Aim of the task -> Report each line of the data that includes the word "中国痤疮周".

====== Exercise inputs

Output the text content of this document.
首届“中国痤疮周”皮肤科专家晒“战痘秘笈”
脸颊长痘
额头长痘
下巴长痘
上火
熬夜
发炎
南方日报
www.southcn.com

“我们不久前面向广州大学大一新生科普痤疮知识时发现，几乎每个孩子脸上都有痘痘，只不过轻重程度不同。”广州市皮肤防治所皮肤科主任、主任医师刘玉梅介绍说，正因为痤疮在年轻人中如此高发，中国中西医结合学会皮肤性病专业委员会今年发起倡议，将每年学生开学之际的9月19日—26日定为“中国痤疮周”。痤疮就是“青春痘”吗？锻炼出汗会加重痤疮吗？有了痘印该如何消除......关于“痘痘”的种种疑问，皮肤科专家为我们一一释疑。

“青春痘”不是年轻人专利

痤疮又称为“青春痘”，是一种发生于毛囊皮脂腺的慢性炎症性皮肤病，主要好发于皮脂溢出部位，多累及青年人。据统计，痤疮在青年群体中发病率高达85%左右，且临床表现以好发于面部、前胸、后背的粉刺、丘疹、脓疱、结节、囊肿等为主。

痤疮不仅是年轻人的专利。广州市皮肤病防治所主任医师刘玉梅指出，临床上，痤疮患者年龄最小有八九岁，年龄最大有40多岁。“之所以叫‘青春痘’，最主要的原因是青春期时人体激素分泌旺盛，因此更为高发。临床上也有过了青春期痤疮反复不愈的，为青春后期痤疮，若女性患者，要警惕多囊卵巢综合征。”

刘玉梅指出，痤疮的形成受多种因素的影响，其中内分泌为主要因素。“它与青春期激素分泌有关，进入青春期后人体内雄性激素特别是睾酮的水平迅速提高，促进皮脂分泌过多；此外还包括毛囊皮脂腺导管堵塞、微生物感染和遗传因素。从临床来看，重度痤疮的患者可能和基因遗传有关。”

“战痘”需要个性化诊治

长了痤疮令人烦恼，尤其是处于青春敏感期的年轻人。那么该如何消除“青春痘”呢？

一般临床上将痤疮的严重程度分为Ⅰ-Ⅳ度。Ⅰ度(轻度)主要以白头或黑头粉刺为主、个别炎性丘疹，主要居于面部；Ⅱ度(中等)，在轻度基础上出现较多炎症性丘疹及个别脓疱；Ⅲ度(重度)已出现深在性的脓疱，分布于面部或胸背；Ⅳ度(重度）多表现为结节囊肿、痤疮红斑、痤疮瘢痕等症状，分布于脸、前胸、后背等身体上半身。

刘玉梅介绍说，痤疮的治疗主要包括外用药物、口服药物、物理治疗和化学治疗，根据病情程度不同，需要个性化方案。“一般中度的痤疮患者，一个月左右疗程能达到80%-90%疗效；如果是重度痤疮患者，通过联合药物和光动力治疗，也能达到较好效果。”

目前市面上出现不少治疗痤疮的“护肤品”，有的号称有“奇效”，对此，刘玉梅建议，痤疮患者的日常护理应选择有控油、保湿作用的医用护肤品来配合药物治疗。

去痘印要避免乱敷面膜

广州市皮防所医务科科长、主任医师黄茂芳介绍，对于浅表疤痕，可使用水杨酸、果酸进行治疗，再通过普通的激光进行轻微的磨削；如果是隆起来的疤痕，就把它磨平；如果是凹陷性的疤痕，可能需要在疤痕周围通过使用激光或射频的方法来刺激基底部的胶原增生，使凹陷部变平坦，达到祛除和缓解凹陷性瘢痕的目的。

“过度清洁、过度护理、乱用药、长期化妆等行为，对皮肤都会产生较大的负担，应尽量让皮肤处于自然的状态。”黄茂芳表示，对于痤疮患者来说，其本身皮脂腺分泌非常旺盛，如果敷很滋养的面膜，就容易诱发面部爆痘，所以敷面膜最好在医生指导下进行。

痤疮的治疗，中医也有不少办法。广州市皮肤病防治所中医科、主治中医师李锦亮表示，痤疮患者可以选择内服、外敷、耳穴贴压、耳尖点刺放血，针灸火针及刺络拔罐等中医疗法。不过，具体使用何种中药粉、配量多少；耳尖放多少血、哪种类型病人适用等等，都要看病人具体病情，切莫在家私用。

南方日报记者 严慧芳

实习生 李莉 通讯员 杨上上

============

The answer ->
首届“中国痤疮周”皮肤科专家晒“战痘秘笈”
“我们不久前面向广州大学大一新生科普痤疮知识时发现，几乎每个孩子脸上都有痘痘，只不过轻重程度不同。”广州市皮肤防治所皮肤科主任、主任医师刘玉梅介绍说，正因为痤疮在年轻人中如此高发，中国中西医结合学会皮肤性病专业委员会今年发起倡议，将每年学生开学之际的9月19日—26日定为“中国痤疮周”。痤疮就是“青春痘”吗？锻炼出汗会加重痤疮吗？有了痘印该如何消除......关于“痘痘”的种种疑问，皮肤科专家为我们一一释疑。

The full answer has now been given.